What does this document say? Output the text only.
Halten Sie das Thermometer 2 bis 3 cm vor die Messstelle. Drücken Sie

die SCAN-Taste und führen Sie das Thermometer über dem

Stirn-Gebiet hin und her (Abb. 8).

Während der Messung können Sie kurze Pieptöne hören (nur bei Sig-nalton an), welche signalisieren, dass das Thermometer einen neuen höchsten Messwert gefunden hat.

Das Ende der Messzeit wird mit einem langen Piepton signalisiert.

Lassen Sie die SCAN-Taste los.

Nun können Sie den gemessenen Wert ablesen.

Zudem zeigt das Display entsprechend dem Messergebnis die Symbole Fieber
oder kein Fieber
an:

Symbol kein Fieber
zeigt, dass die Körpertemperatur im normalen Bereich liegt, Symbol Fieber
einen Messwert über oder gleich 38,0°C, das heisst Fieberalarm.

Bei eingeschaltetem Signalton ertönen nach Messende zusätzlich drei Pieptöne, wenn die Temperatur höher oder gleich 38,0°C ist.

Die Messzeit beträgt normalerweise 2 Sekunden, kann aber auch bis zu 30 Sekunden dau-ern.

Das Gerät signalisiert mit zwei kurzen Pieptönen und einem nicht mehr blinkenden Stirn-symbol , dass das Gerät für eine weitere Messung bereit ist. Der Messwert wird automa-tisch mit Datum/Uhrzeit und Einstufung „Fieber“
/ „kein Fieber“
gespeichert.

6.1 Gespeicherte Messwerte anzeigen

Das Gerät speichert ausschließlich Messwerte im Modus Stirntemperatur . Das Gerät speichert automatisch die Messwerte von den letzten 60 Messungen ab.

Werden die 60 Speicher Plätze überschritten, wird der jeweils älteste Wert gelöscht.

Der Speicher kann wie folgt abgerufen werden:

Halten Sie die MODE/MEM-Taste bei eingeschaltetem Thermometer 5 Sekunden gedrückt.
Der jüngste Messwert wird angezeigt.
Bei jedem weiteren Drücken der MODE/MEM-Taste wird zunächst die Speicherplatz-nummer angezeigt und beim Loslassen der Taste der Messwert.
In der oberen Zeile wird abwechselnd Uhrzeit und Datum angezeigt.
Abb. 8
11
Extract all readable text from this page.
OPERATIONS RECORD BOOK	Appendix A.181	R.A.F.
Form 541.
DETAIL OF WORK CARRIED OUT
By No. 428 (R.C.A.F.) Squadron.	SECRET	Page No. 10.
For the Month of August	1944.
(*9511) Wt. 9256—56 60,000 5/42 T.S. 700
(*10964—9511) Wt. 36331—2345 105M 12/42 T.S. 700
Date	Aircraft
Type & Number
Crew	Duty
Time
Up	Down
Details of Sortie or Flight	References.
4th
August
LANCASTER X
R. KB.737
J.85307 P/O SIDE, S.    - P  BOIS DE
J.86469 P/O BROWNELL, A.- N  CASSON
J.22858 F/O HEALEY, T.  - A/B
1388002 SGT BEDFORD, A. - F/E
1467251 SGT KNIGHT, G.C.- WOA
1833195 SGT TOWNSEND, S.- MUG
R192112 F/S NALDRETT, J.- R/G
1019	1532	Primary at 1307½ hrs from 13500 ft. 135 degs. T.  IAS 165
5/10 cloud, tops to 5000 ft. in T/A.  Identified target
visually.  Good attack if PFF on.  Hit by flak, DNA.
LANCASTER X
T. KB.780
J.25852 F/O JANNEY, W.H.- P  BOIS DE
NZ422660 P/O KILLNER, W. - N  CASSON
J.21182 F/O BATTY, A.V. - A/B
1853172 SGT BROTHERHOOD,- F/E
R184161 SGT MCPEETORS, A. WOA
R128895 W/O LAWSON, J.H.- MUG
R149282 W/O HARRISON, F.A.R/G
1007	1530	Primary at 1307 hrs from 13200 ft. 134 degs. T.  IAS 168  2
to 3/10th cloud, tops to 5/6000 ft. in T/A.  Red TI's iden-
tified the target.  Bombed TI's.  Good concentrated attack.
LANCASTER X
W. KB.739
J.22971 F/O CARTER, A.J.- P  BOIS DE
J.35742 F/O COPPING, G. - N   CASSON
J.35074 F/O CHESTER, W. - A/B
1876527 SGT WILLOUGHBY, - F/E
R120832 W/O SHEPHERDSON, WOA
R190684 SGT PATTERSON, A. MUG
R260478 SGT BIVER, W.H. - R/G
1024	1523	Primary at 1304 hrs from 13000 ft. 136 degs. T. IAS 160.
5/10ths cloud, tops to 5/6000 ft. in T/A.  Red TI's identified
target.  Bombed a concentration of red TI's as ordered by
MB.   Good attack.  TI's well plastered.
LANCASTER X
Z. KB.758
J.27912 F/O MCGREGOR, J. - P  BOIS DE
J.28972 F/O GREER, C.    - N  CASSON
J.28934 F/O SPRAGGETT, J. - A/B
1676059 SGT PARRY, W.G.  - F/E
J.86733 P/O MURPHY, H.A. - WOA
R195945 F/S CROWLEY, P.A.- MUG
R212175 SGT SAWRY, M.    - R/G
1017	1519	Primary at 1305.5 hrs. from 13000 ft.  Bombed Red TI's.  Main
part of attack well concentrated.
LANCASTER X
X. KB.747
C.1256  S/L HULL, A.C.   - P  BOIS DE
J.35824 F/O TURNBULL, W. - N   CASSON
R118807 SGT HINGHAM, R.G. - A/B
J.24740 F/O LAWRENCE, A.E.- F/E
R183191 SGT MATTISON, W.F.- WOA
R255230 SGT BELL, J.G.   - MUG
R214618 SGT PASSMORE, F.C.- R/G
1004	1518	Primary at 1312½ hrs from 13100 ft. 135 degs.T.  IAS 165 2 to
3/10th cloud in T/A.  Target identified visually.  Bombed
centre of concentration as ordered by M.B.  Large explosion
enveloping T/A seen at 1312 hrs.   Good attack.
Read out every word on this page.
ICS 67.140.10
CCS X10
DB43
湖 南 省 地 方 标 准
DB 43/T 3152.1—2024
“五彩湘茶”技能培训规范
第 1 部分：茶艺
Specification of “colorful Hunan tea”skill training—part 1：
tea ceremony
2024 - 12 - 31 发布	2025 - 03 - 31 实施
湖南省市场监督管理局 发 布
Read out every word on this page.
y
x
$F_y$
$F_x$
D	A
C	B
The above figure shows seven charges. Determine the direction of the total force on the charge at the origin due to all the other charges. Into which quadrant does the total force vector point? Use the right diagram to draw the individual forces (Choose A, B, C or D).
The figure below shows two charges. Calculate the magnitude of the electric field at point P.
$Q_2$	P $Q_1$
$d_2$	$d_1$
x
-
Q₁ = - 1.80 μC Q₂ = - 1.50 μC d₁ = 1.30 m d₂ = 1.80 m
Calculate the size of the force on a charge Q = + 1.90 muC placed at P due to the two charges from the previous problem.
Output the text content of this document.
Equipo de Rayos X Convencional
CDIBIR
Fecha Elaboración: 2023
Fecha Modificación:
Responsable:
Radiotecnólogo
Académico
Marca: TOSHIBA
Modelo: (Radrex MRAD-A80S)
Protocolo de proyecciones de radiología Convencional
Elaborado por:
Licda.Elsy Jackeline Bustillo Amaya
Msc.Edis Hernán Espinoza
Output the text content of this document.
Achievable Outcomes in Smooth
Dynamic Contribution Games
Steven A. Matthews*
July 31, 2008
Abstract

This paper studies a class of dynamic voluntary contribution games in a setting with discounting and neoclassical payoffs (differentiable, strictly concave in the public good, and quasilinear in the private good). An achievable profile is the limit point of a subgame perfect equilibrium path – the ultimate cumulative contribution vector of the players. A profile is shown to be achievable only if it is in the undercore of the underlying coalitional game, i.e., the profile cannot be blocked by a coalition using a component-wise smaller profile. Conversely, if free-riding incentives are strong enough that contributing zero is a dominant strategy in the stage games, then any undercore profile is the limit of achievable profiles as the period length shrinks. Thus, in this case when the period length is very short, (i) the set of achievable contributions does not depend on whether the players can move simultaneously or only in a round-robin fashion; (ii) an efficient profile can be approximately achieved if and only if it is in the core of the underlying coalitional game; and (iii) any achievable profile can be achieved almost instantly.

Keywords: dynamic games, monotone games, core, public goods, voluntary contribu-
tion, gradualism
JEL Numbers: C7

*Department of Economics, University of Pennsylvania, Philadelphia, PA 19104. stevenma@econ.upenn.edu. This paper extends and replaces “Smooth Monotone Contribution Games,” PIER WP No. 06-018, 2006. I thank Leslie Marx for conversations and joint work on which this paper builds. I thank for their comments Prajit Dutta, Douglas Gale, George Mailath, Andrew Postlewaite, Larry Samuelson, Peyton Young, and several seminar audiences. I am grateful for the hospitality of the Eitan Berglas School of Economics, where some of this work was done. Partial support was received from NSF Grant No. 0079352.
********************
WRITTEN INSTRUCTION
Filter the records above for "voluntary" and copy every matching line.

COMPLETE ANSWER
This paper studies a class of dynamic voluntary contribution games in a setting with discounting and neoclassical payoffs (differentiable, strictly concave in the public good, and quasilinear in the private good). An achievable profile is the limit point of a subgame perfect equilibrium path – the ultimate cumulative contribution vector of the players. A profile is shown to be achievable only if it is in the undercore of the underlying coalitional game, i.e., the profile cannot be blocked by a coalition using a component-wise smaller profile. Conversely, if free-riding incentives are strong enough that contributing zero is a dominant strategy in the stage games, then any undercore profile is the limit of achievable profiles as the period length shrinks. Thus, in this case when the period length is very short, (i) the set of achievable contributions does not depend on whether the players can move simultaneously or only in a round-robin fashion; (ii) an efficient profile can be approximately achieved if and only if it is in the core of the underlying coalitional game; and (iii) any achievable profile can be achieved almost instantly.
Keywords: dynamic games, monotone games, core, public goods, voluntary contribu-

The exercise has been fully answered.